=== RECORDS TO PROCESS ===

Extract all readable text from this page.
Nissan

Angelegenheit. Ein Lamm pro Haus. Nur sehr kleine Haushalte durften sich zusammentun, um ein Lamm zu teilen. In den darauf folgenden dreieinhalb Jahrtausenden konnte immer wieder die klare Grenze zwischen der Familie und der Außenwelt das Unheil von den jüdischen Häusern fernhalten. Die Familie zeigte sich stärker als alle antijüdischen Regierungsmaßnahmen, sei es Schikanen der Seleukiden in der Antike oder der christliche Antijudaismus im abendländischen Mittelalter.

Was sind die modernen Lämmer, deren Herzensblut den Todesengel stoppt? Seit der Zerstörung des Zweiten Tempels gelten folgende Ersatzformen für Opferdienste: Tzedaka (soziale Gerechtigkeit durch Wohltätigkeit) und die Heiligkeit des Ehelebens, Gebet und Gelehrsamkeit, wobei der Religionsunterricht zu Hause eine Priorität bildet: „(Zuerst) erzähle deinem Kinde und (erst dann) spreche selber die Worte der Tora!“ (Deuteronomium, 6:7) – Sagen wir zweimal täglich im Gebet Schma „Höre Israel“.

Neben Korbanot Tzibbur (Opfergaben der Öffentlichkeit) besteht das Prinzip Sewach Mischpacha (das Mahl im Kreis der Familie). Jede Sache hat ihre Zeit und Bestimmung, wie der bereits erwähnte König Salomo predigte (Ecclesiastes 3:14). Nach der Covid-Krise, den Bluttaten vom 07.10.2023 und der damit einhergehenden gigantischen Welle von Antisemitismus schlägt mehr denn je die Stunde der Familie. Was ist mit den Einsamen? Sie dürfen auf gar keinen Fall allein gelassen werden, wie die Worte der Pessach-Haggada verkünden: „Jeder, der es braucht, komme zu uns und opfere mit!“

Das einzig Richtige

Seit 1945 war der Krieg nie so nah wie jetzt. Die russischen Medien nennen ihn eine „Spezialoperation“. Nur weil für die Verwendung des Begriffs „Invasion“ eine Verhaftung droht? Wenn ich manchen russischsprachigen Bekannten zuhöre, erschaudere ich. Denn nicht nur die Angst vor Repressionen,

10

===

EXERCISE: Write the listing out again, exactly as shown above.

SOLUTION FOR THIS EXERCISE:
Extract all readable text from this page.
Nissan

Angelegenheit. Ein Lamm pro Haus. Nur sehr kleine Haushalte durften sich zusammentun, um ein Lamm zu teilen. In den darauf folgenden dreieinhalb Jahrtausenden konnte immer wieder die klare Grenze zwischen der Familie und der Außenwelt das Unheil von den jüdischen Häusern fernhalten. Die Familie zeigte sich stärker als alle antijüdischen Regierungsmaßnahmen, sei es Schikanen der Seleukiden in der Antike oder der christliche Antijudaismus im abendländischen Mittelalter.

Was sind die modernen Lämmer, deren Herzensblut den Todesengel stoppt? Seit der Zerstörung des Zweiten Tempels gelten folgende Ersatzformen für Opferdienste: Tzedaka (soziale Gerechtigkeit durch Wohltätigkeit) und die Heiligkeit des Ehelebens, Gebet und Gelehrsamkeit, wobei der Religionsunterricht zu Hause eine Priorität bildet: „(Zuerst) erzähle deinem Kinde und (erst dann) spreche selber die Worte der Tora!“ (Deuteronomium, 6:7) – Sagen wir zweimal täglich im Gebet Schma „Höre Israel“.

Neben Korbanot Tzibbur (Opfergaben der Öffentlichkeit) besteht das Prinzip Sewach Mischpacha (das Mahl im Kreis der Familie). Jede Sache hat ihre Zeit und Bestimmung, wie der bereits erwähnte König Salomo predigte (Ecclesiastes 3:14). Nach der Covid-Krise, den Bluttaten vom 07.10.2023 und der damit einhergehenden gigantischen Welle von Antisemitismus schlägt mehr denn je die Stunde der Familie. Was ist mit den Einsamen? Sie dürfen auf gar keinen Fall allein gelassen werden, wie die Worte der Pessach-Haggada verkünden: „Jeder, der es braucht, komme zu uns und opfere mit!“

Das einzig Richtige

Seit 1945 war der Krieg nie so nah wie jetzt. Die russischen Medien nennen ihn eine „Spezialoperation“. Nur weil für die Verwendung des Begriffs „Invasion“ eine Verhaftung droht? Wenn ich manchen russischsprachigen Bekannten zuhöre, erschaudere ich. Denn nicht nur die Angst vor Repressionen,

10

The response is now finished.